## INFORMATION SUPPLIED:
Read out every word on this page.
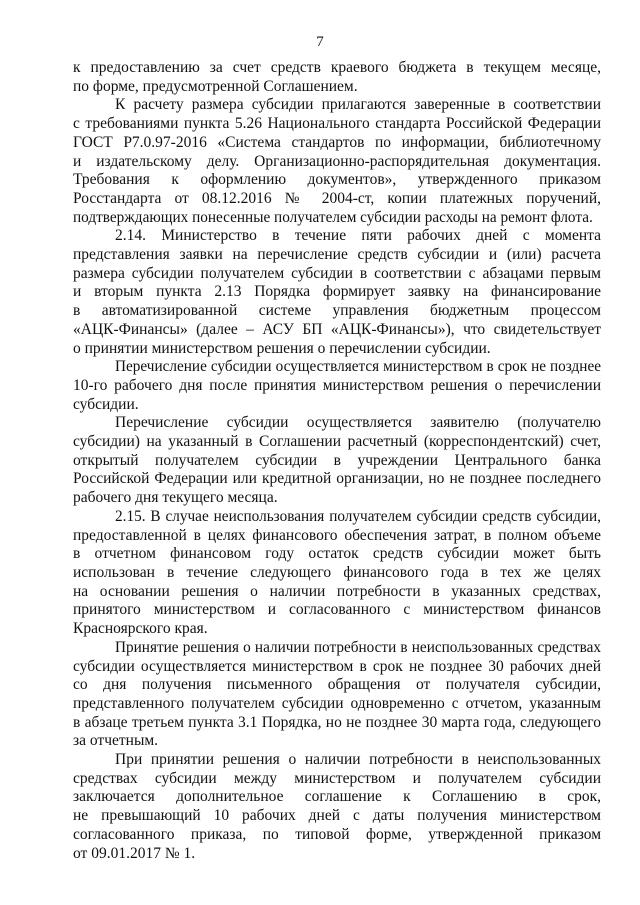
7
к предоставлению за счет средств краевого бюджета в текущем месяце,
по форме, предусмотренной Соглашением.
К расчету размера субсидии прилагаются заверенные в соответствии
с требованиями пункта 5.26 Национального стандарта Российской Федерации
ГОСТ Р7.0.97-2016 «Система стандартов по информации, библиотечному
и издательскому делу. Организационно-распорядительная документация.
Требования к оформлению документов», утвержденного приказом
Росстандарта от 08.12.2016 № 2004-ст, копии платежных поручений,
подтверждающих понесенные получателем субсидии расходы на ремонт флота.
2.14. Министерство в течение пяти рабочих дней с момента
представления заявки на перечисление средств субсидии и (или) расчета
размера субсидии получателем субсидии в соответствии с абзацами первым
и вторым пункта 2.13 Порядка формирует заявку на финансирование
в автоматизированной системе управления бюджетным процессом
«АЦК-Финансы» (далее – АСУ БП «АЦК-Финансы»), что свидетельствует
о принятии министерством решения о перечислении субсидии.
Перечисление субсидии осуществляется министерством в срок не позднее
10-го рабочего дня после принятия министерством решения о перечислении
субсидии.
Перечисление субсидии осуществляется заявителю (получателю
субсидии) на указанный в Соглашении расчетный (корреспондентский) счет,
открытый получателем субсидии в учреждении Центрального банка
Российской Федерации или кредитной организации, но не позднее последнего
рабочего дня текущего месяца.
2.15. В случае неиспользования получателем субсидии средств субсидии,
предоставленной в целях финансового обеспечения затрат, в полном объеме
в отчетном финансовом году остаток средств субсидии может быть
использован в течение следующего финансового года в тех же целях
на основании решения о наличии потребности в указанных средствах,
принятого министерством и согласованного с министерством финансов
Красноярского края.
Принятие решения о наличии потребности в неиспользованных средствах
субсидии осуществляется министерством в срок не позднее 30 рабочих дней
со дня получения письменного обращения от получателя субсидии,
представленного получателем субсидии одновременно с отчетом, указанным
в абзаце третьем пункта 3.1 Порядка, но не позднее 30 марта года, следующего
за отчетным.
При принятии решения о наличии потребности в неиспользованных
средствах субсидии между министерством и получателем субсидии
заключается дополнительное соглашение к Соглашению в срок,
не превышающий 10 рабочих дней с даты получения министерством
согласованного приказа, по типовой форме, утвержденной приказом
от 09.01.2017 № 1.
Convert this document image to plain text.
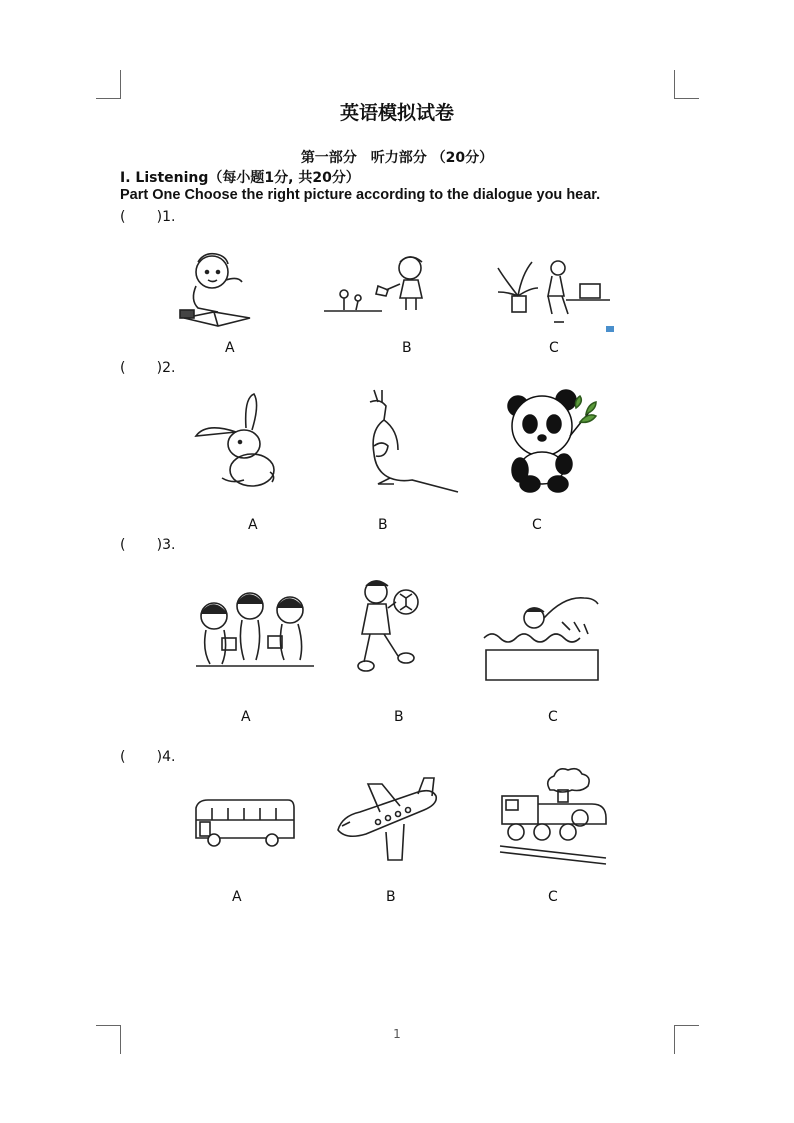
英语模拟试卷
第一部分　听力部分 （20分）
I. Listening（每小题1分, 共20分）
Part One Choose the right picture according to the dialogue you hear.
(       )1.
A	B	C
(       )2.
A	B	C
(       )3.
A	B	C
(       )4.
A	B	C
1
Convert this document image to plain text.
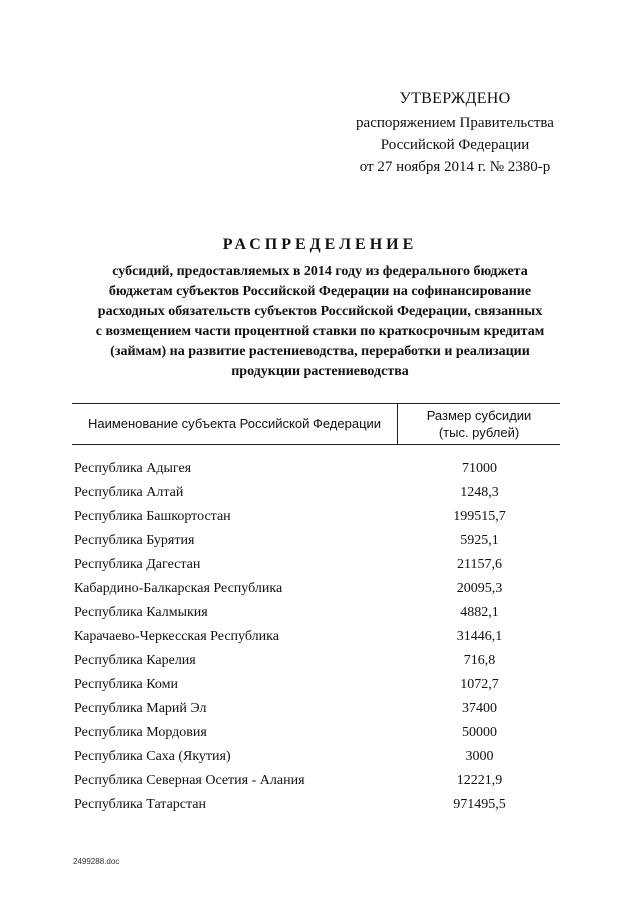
УТВЕРЖДЕНО
распоряжением Правительства
Российской Федерации
от 27 ноября 2014 г. № 2380-р
РАСПРЕДЕЛЕНИЕ
субсидий, предоставляемых в 2014 году из федерального бюджета
бюджетам субъектов Российской Федерации на софинансирование
расходных обязательств субъектов Российской Федерации, связанных
с возмещением части процентной ставки по краткосрочным кредитам
(займам) на развитие растениеводства, переработки и реализации
продукции растениеводства
Наименование субъекта Российской Федерации
Размер субсидии
(тыс. рублей)
Республика Адыгея	71000
Республика Алтай	1248,3
Республика Башкортостан	199515,7
Республика Бурятия	5925,1
Республика Дагестан	21157,6
Кабардино-Балкарская Республика	20095,3
Республика Калмыкия	4882,1
Карачаево-Черкесская Республика	31446,1
Республика Карелия	716,8
Республика Коми	1072,7
Республика Марий Эл	37400
Республика Мордовия	50000
Республика Саха (Якутия)	3000
Республика Северная Осетия - Алания	12221,9
Республика Татарстан	971495,5
2499288.doc
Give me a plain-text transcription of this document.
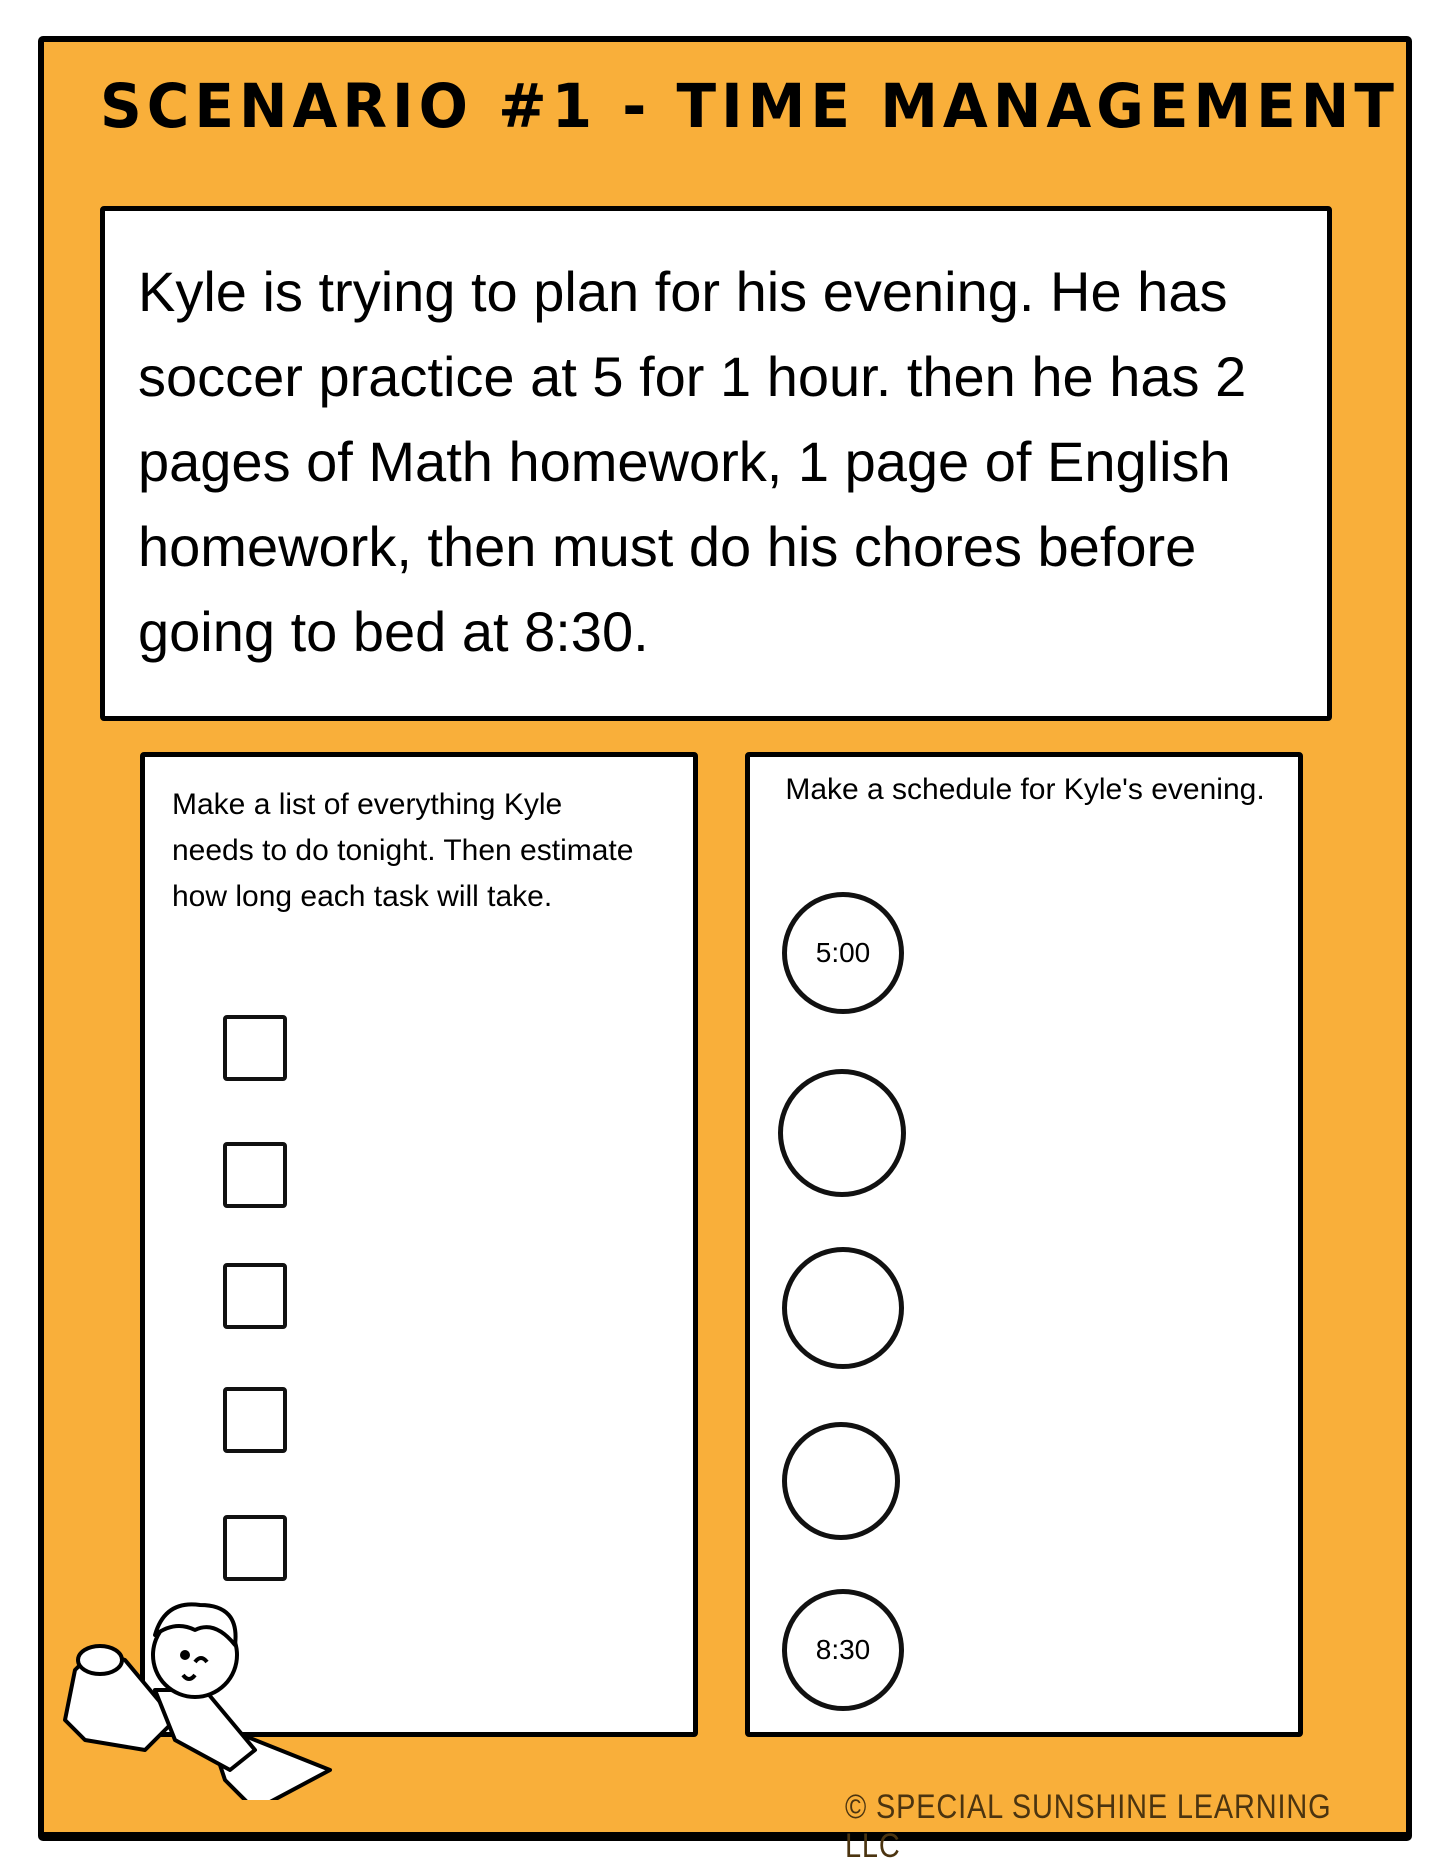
SCENARIO #1 - TIME MANAGEMENT

Kyle is trying to plan for his evening. He has soccer practice at 5 for 1 hour. then he has 2 pages of Math homework, 1 page of English homework, then must do his chores before going to bed at 8:30.

Make a list of everything Kyle needs to do tonight. Then estimate how long each task will take.
Make a schedule for Kyle's evening.
5:00
8:30
© SPECIAL SUNSHINE LEARNING LLC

## WRITTEN REQUEST:
Retype the entries word for word. Omit any images.

## REPLY:
Read out every word on this page.
7
к предоставлению за счет средств краевого бюджета в текущем месяце,
по форме, предусмотренной Соглашением.
К расчету размера субсидии прилагаются заверенные в соответствии
с требованиями пункта 5.26 Национального стандарта Российской Федерации
ГОСТ Р7.0.97-2016 «Система стандартов по информации, библиотечному
и издательскому делу. Организационно-распорядительная документация.
Требования к оформлению документов», утвержденного приказом
Росстандарта от 08.12.2016 № 2004-ст, копии платежных поручений,
подтверждающих понесенные получателем субсидии расходы на ремонт флота.
2.14. Министерство в течение пяти рабочих дней с момента
представления заявки на перечисление средств субсидии и (или) расчета
размера субсидии получателем субсидии в соответствии с абзацами первым
и вторым пункта 2.13 Порядка формирует заявку на финансирование
в автоматизированной системе управления бюджетным процессом
«АЦК-Финансы» (далее – АСУ БП «АЦК-Финансы»), что свидетельствует
о принятии министерством решения о перечислении субсидии.
Перечисление субсидии осуществляется министерством в срок не позднее
10-го рабочего дня после принятия министерством решения о перечислении
субсидии.
Перечисление субсидии осуществляется заявителю (получателю
субсидии) на указанный в Соглашении расчетный (корреспондентский) счет,
открытый получателем субсидии в учреждении Центрального банка
Российской Федерации или кредитной организации, но не позднее последнего
рабочего дня текущего месяца.
2.15. В случае неиспользования получателем субсидии средств субсидии,
предоставленной в целях финансового обеспечения затрат, в полном объеме
в отчетном финансовом году остаток средств субсидии может быть
использован в течение следующего финансового года в тех же целях
на основании решения о наличии потребности в указанных средствах,
принятого министерством и согласованного с министерством финансов
Красноярского края.
Принятие решения о наличии потребности в неиспользованных средствах
субсидии осуществляется министерством в срок не позднее 30 рабочих дней
со дня получения письменного обращения от получателя субсидии,
представленного получателем субсидии одновременно с отчетом, указанным
в абзаце третьем пункта 3.1 Порядка, но не позднее 30 марта года, следующего
за отчетным.
При принятии решения о наличии потребности в неиспользованных
средствах субсидии между министерством и получателем субсидии
заключается дополнительное соглашение к Соглашению в срок,
не превышающий 10 рабочих дней с даты получения министерством
согласованного приказа, по типовой форме, утвержденной приказом
от 09.01.2017 № 1.
Convert this document image to plain text.
英语模拟试卷
第一部分　听力部分 （20分）
I. Listening（每小题1分, 共20分）
Part One Choose the right picture according to the dialogue you hear.
(       )1.
A	B	C
(       )2.
A	B	C
(       )3.
A	B	C
(       )4.
A	B	C
1
Convert this document image to plain text.
УТВЕРЖДЕНО
распоряжением Правительства
Российской Федерации
от 27 ноября 2014 г. № 2380-р
РАСПРЕДЕЛЕНИЕ
субсидий, предоставляемых в 2014 году из федерального бюджета
бюджетам субъектов Российской Федерации на софинансирование
расходных обязательств субъектов Российской Федерации, связанных
с возмещением части процентной ставки по краткосрочным кредитам
(займам) на развитие растениеводства, переработки и реализации
продукции растениеводства
Наименование субъекта Российской Федерации
Размер субсидии
(тыс. рублей)
Республика Адыгея	71000
Республика Алтай	1248,3
Республика Башкортостан	199515,7
Республика Бурятия	5925,1
Республика Дагестан	21157,6
Кабардино-Балкарская Республика	20095,3
Республика Калмыкия	4882,1
Карачаево-Черкесская Республика	31446,1
Республика Карелия	716,8
Республика Коми	1072,7
Республика Марий Эл	37400
Республика Мордовия	50000
Республика Саха (Якутия)	3000
Республика Северная Осетия - Алания	12221,9
Республика Татарстан	971495,5
2499288.doc
Give me a plain-text transcription of this document.
SCENARIO #1 - TIME MANAGEMENT

Kyle is trying to plan for his evening. He has soccer practice at 5 for 1 hour. then he has 2 pages of Math homework, 1 page of English homework, then must do his chores before going to bed at 8:30.

Make a list of everything Kyle needs to do tonight. Then estimate how long each task will take.
Make a schedule for Kyle's evening.
5:00
8:30
© SPECIAL SUNSHINE LEARNING LLC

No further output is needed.